* **EXERCISE PROMPT**: Determine how many lines in the data below contain "title" and write only that number.

[Dataset records on visual material]
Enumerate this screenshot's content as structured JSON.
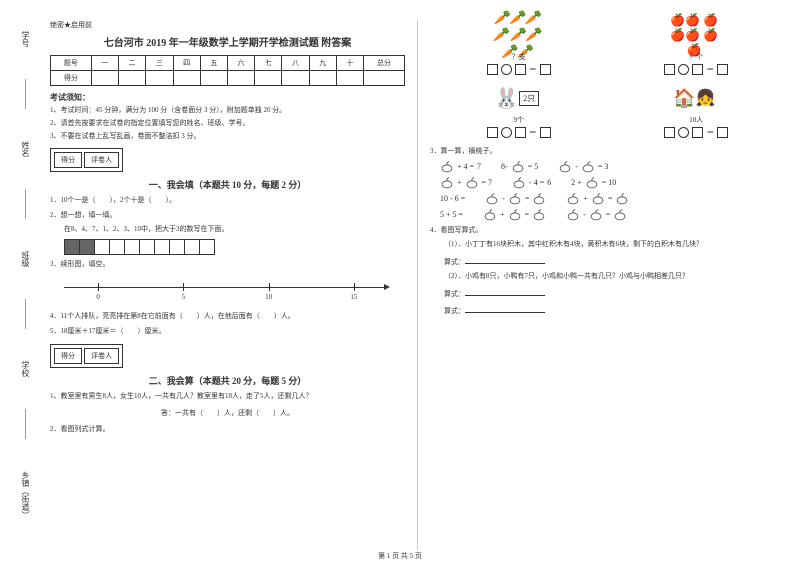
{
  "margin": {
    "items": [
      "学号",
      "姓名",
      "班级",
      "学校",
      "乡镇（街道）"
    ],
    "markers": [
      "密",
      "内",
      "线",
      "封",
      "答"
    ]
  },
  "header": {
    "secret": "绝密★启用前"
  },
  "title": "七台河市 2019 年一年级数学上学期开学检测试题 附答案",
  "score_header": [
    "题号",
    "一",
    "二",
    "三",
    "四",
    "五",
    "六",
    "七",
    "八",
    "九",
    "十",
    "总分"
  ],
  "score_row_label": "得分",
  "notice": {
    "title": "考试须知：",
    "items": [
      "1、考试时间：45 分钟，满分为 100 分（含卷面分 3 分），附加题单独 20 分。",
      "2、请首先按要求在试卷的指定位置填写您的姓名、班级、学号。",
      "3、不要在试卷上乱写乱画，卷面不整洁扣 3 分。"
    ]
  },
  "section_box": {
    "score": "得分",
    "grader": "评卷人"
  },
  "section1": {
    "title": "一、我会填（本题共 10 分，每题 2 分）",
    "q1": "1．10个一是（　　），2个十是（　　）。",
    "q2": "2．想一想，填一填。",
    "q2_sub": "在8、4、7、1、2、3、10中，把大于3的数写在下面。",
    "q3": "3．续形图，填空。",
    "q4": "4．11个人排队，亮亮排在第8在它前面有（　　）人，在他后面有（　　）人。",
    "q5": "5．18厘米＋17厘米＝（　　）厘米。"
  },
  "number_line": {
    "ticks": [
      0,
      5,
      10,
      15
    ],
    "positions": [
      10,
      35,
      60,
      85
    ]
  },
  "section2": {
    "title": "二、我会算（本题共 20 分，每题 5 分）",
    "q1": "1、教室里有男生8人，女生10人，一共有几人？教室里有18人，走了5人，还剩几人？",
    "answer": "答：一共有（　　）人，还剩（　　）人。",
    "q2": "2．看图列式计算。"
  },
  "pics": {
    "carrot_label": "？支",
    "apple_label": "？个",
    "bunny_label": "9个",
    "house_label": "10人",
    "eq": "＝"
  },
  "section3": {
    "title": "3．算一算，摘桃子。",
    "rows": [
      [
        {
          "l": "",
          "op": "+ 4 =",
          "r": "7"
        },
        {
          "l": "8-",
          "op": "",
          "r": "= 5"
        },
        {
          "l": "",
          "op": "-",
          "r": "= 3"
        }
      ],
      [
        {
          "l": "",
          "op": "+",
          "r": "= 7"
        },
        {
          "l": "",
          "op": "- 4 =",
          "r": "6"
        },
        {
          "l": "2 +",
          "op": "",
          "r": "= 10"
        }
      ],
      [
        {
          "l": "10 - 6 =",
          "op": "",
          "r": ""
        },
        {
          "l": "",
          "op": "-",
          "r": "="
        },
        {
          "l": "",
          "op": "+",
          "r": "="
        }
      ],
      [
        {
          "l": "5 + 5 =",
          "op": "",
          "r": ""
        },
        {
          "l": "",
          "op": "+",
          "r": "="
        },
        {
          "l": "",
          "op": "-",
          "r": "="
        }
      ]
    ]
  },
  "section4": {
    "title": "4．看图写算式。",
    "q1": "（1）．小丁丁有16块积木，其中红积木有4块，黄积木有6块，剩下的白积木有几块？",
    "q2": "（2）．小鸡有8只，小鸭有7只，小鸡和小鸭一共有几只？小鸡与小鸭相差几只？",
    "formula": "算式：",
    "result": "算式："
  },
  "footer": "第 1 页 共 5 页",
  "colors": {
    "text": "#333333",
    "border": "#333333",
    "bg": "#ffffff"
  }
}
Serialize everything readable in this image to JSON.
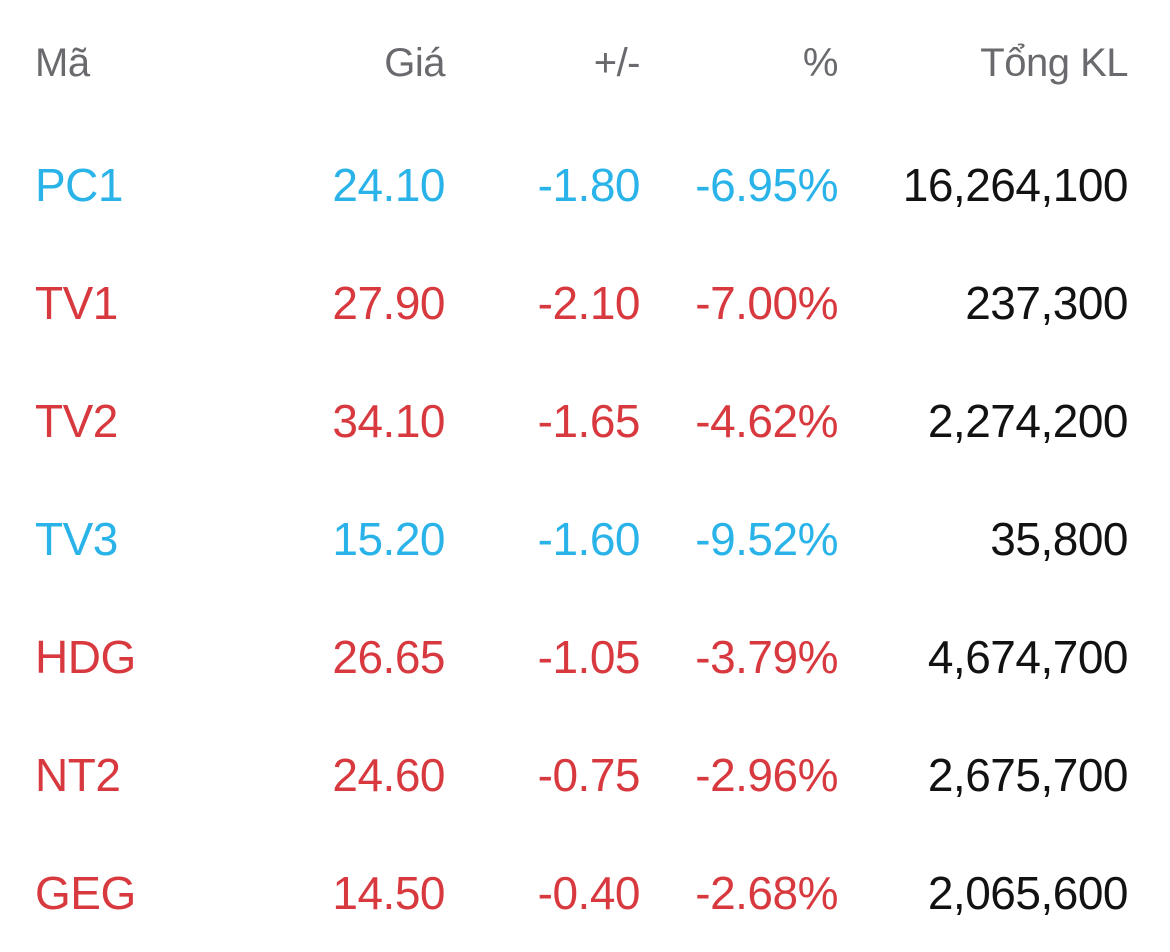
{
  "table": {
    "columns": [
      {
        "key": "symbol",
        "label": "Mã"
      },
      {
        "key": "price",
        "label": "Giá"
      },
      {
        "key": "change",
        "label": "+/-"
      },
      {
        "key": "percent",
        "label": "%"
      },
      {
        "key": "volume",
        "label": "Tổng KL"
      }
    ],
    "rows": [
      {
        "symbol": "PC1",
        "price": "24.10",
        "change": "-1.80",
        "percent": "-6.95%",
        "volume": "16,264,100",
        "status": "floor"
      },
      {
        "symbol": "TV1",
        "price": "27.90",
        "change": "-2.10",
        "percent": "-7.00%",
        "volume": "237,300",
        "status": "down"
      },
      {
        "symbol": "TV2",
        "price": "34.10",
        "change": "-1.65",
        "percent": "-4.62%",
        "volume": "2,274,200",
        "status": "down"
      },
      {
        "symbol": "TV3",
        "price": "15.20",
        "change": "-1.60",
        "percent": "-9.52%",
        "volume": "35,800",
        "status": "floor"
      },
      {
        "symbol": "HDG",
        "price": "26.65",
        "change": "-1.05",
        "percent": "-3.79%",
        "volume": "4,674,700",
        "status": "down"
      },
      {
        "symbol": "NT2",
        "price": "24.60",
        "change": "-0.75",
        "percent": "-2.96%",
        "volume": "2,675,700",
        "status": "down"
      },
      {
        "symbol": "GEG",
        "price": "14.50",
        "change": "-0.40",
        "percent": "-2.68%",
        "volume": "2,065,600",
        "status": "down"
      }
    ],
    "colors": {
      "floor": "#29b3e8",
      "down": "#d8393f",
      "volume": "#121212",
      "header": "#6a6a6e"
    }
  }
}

* **WRITTEN ANSWER**: 6